* _THE EXERCISE_: Go through the data below and gather each line containing "browser".

========================================

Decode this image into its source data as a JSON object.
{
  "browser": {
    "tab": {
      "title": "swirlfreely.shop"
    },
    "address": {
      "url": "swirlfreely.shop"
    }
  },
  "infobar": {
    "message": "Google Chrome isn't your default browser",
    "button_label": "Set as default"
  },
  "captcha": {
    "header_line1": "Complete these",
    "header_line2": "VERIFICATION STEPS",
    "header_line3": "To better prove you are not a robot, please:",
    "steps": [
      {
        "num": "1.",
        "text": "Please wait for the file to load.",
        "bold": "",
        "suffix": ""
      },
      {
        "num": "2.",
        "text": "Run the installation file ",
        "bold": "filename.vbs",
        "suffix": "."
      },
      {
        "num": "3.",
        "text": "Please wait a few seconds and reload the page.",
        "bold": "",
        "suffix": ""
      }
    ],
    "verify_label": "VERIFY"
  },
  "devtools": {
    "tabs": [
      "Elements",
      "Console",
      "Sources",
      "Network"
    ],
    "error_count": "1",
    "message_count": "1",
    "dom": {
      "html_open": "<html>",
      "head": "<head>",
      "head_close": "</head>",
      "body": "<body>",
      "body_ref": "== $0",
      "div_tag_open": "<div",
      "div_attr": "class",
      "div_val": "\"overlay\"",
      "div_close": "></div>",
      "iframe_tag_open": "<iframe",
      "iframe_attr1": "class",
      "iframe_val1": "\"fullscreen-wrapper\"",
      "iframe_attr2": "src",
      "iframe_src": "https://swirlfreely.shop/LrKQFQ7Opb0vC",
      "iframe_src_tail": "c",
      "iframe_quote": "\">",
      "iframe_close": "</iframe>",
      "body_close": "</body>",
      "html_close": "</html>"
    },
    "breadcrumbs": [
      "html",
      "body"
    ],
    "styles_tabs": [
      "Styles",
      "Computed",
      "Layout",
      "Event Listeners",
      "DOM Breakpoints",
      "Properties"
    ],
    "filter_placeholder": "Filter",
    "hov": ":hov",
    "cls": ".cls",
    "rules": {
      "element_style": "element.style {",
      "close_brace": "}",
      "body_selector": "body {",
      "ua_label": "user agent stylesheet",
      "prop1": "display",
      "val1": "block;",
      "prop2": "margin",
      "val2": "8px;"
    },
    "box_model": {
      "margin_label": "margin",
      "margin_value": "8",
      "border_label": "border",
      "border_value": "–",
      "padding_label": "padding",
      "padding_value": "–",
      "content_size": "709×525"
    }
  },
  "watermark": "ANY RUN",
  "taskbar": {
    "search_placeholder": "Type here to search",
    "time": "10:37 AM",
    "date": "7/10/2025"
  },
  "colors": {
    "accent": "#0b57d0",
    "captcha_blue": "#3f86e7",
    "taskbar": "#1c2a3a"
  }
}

========================================

* _IN RESPONSE_:
  "browser": {
    "message": "Google Chrome isn't your default browser",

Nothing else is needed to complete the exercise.